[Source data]
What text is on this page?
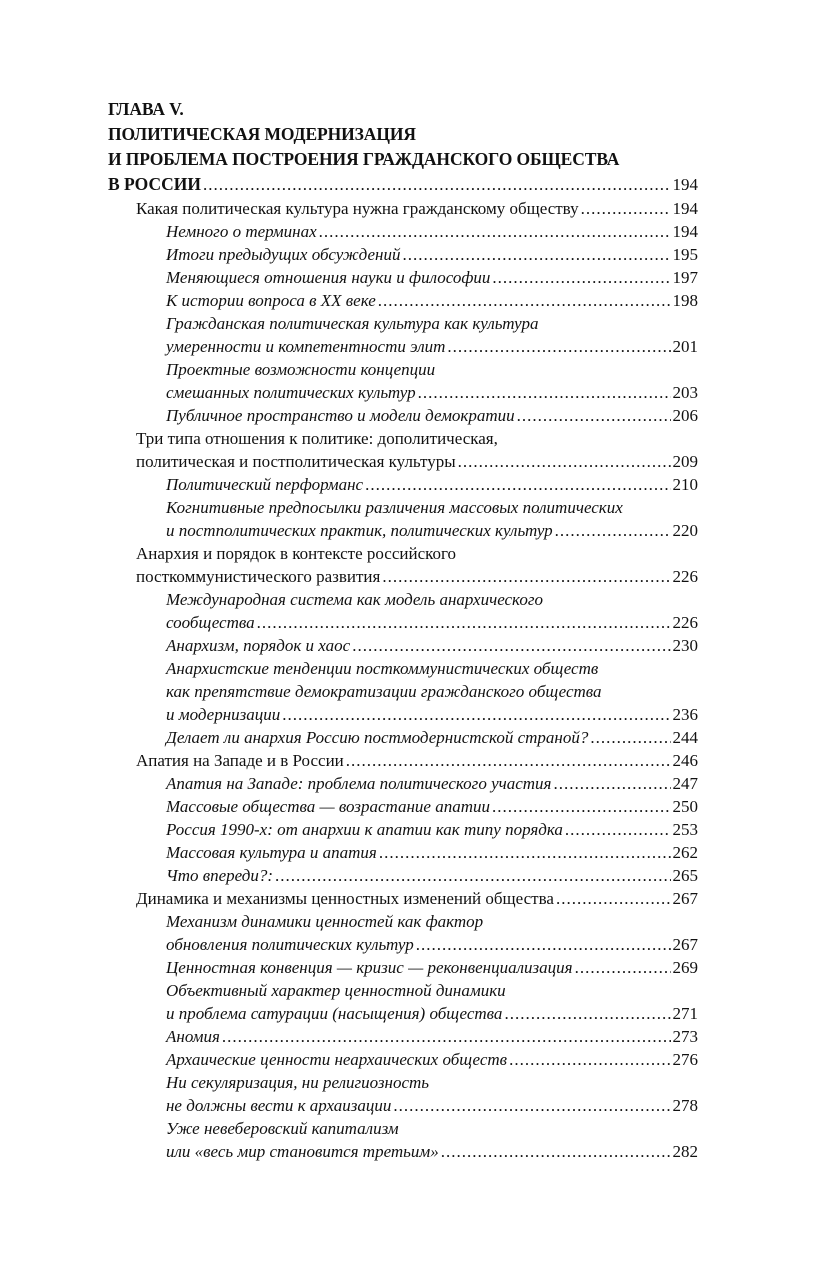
ГЛАВА V.
ПОЛИТИЧЕСКАЯ МОДЕРНИЗАЦИЯ
И ПРОБЛЕМА ПОСТРОЕНИЯ ГРАЖДАНСКОГО ОБЩЕСТВА
В РОССИИ .....	194
Какая политическая культура нужна гражданскому обществу .....	194
Немного о терминах .....	194
Итоги предыдущих обсуждений .....	195
Меняющиеся отношения науки и философии .....	197
К истории вопроса в XX веке .....	198
Гражданская политическая культура как культура
умеренности и компетентности элит .....	201
Проектные возможности концепции
смешанных политических культур .....	203
Публичное пространство и модели демократии .....	206
Три типа отношения к политике: дополитическая,
политическая и постполитическая культуры .....	209
Политический перформанс .....	210
Когнитивные предпосылки различения массовых политических
и постполитических практик, политических культур .....	220
Анархия и порядок в контексте российского
посткоммунистического развития .....	226
Международная система как модель анархического
сообщества .....	226
Анархизм, порядок и хаос .....	230
Анархистские тенденции посткоммунистических обществ
как препятствие демократизации гражданского общества
и модернизации .....	236
Делает ли анархия Россию постмодернистской страной? .....	244
Апатия на Западе и в России .....	246
Апатия на Западе: проблема политического участия .....	247
Массовые общества — возрастание апатии .....	250
Россия 1990-х: от анархии к апатии как типу порядка .....	253
Массовая культура и апатия .....	262
Что впереди?: .....	265
Динамика и механизмы ценностных изменений общества .....	267
Механизм динамики ценностей как фактор
обновления политических культур .....	267
Ценностная конвенция — кризис — реконвенциализация .....	269
Объективный характер ценностной динамики
и проблема сатурации (насыщения) общества .....	271
Аномия .....	273
Архаические ценности неархаических обществ .....	276
Ни секуляризация, ни религиозность
не должны вести к архаизации .....	278
Уже невеберовский капитализм
или «весь мир становится третьим» .....	282
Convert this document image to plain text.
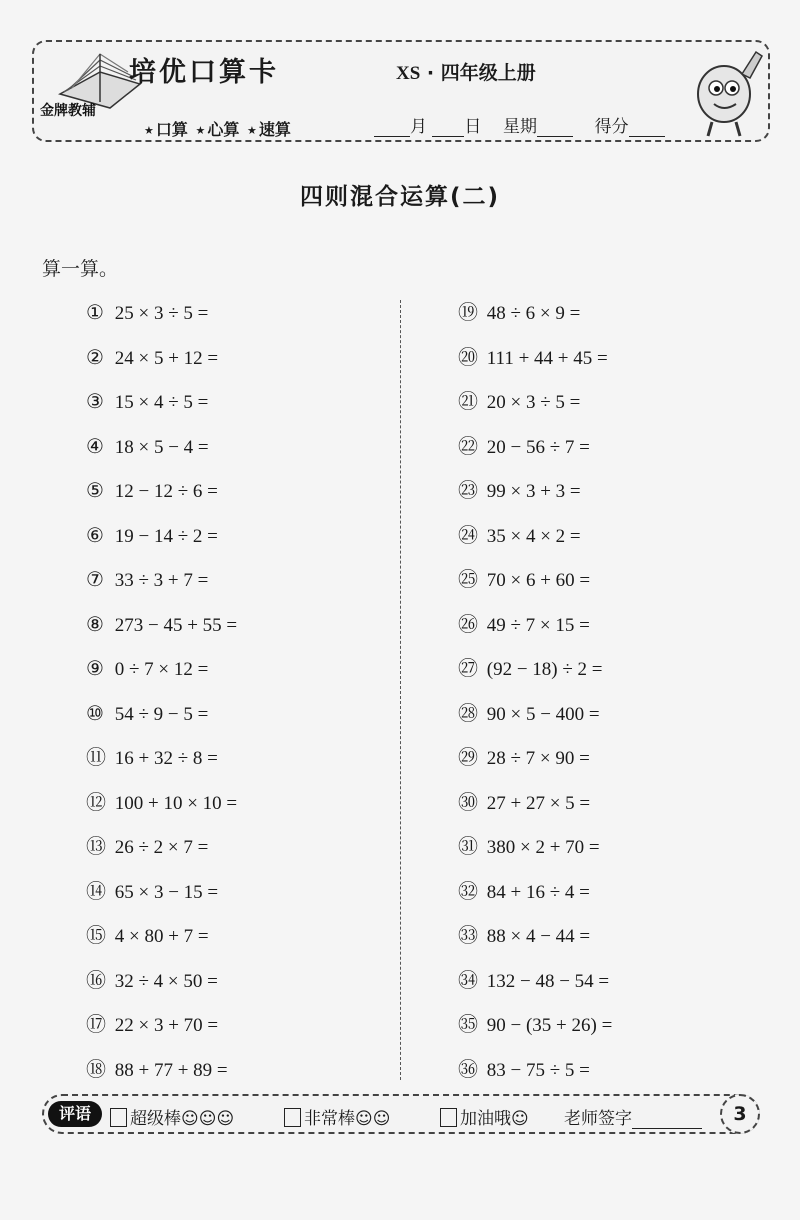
金牌教辅
培优口算卡	XS · 四年级上册
★ 口算 ★ 心算 ★ 速算	月 日 星期	得分
四则混合运算(二)
算一算。
① 25 × 3 ÷ 5 =
② 24 × 5 + 12 =
③ 15 × 4 ÷ 5 =
④ 18 × 5 − 4 =
⑤ 12 − 12 ÷ 6 =
⑥ 19 − 14 ÷ 2 =
⑦ 33 ÷ 3 + 7 =
⑧ 273 − 45 + 55 =
⑨ 0 ÷ 7 × 12 =
⑩ 54 ÷ 9 − 5 =
⑪ 16 + 32 ÷ 8 =
⑫ 100 + 10 × 10 =
⑬ 26 ÷ 2 × 7 =
⑭ 65 × 3 − 15 =
⑮ 4 × 80 + 7 =
⑯ 32 ÷ 4 × 50 =
⑰ 22 × 3 + 70 =
⑱ 88 + 77 + 89 =
⑲ 48 ÷ 6 × 9 =
⑳ 111 + 44 + 45 =
㉑ 20 × 3 ÷ 5 =
㉒ 20 − 56 ÷ 7 =
㉓ 99 × 3 + 3 =
㉔ 35 × 4 × 2 =
㉕ 70 × 6 + 60 =
㉖ 49 ÷ 7 × 15 =
㉗ (92 − 18) ÷ 2 =
㉘ 90 × 5 − 400 =
㉙ 28 ÷ 7 × 90 =
㉚ 27 + 27 × 5 =
㉛ 380 × 2 + 70 =
㉜ 84 + 16 ÷ 4 =
㉝ 88 × 4 − 44 =
㉞ 132 − 48 − 54 =
㉟ 90 − (35 + 26) =
㊱ 83 − 75 ÷ 5 =
评语	超级棒☺☺☺	非常棒☺☺	加油哦☺ 老师签字	3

**Directions:** Reproduce each entry verbatim, excluding any embedded images.

**Result for this task:**
What text is on this page?
ГЛАВА V.
ПОЛИТИЧЕСКАЯ МОДЕРНИЗАЦИЯ
И ПРОБЛЕМА ПОСТРОЕНИЯ ГРАЖДАНСКОГО ОБЩЕСТВА
В РОССИИ .....	194
Какая политическая культура нужна гражданскому обществу .....	194
Немного о терминах .....	194
Итоги предыдущих обсуждений .....	195
Меняющиеся отношения науки и философии .....	197
К истории вопроса в XX веке .....	198
Гражданская политическая культура как культура
умеренности и компетентности элит .....	201
Проектные возможности концепции
смешанных политических культур .....	203
Публичное пространство и модели демократии .....	206
Три типа отношения к политике: дополитическая,
политическая и постполитическая культуры .....	209
Политический перформанс .....	210
Когнитивные предпосылки различения массовых политических
и постполитических практик, политических культур .....	220
Анархия и порядок в контексте российского
посткоммунистического развития .....	226
Международная система как модель анархического
сообщества .....	226
Анархизм, порядок и хаос .....	230
Анархистские тенденции посткоммунистических обществ
как препятствие демократизации гражданского общества
и модернизации .....	236
Делает ли анархия Россию постмодернистской страной? .....	244
Апатия на Западе и в России .....	246
Апатия на Западе: проблема политического участия .....	247
Массовые общества — возрастание апатии .....	250
Россия 1990-х: от анархии к апатии как типу порядка .....	253
Массовая культура и апатия .....	262
Что впереди?: .....	265
Динамика и механизмы ценностных изменений общества .....	267
Механизм динамики ценностей как фактор
обновления политических культур .....	267
Ценностная конвенция — кризис — реконвенциализация .....	269
Объективный характер ценностной динамики
и проблема сатурации (насыщения) общества .....	271
Аномия .....	273
Архаические ценности неархаических обществ .....	276
Ни секуляризация, ни религиозность
не должны вести к архаизации .....	278
Уже невеберовский капитализм
или «весь мир становится третьим» .....	282
Convert this document image to plain text.
金牌教辅
培优口算卡	XS · 四年级上册
★ 口算 ★ 心算 ★ 速算	月 日 星期	得分
四则混合运算(二)
算一算。
① 25 × 3 ÷ 5 =
② 24 × 5 + 12 =
③ 15 × 4 ÷ 5 =
④ 18 × 5 − 4 =
⑤ 12 − 12 ÷ 6 =
⑥ 19 − 14 ÷ 2 =
⑦ 33 ÷ 3 + 7 =
⑧ 273 − 45 + 55 =
⑨ 0 ÷ 7 × 12 =
⑩ 54 ÷ 9 − 5 =
⑪ 16 + 32 ÷ 8 =
⑫ 100 + 10 × 10 =
⑬ 26 ÷ 2 × 7 =
⑭ 65 × 3 − 15 =
⑮ 4 × 80 + 7 =
⑯ 32 ÷ 4 × 50 =
⑰ 22 × 3 + 70 =
⑱ 88 + 77 + 89 =
⑲ 48 ÷ 6 × 9 =
⑳ 111 + 44 + 45 =
㉑ 20 × 3 ÷ 5 =
㉒ 20 − 56 ÷ 7 =
㉓ 99 × 3 + 3 =
㉔ 35 × 4 × 2 =
㉕ 70 × 6 + 60 =
㉖ 49 ÷ 7 × 15 =
㉗ (92 − 18) ÷ 2 =
㉘ 90 × 5 − 400 =
㉙ 28 ÷ 7 × 90 =
㉚ 27 + 27 × 5 =
㉛ 380 × 2 + 70 =
㉜ 84 + 16 ÷ 4 =
㉝ 88 × 4 − 44 =
㉞ 132 − 48 − 54 =
㉟ 90 − (35 + 26) =
㊱ 83 − 75 ÷ 5 =
评语	超级棒☺☺☺	非常棒☺☺	加油哦☺ 老师签字	3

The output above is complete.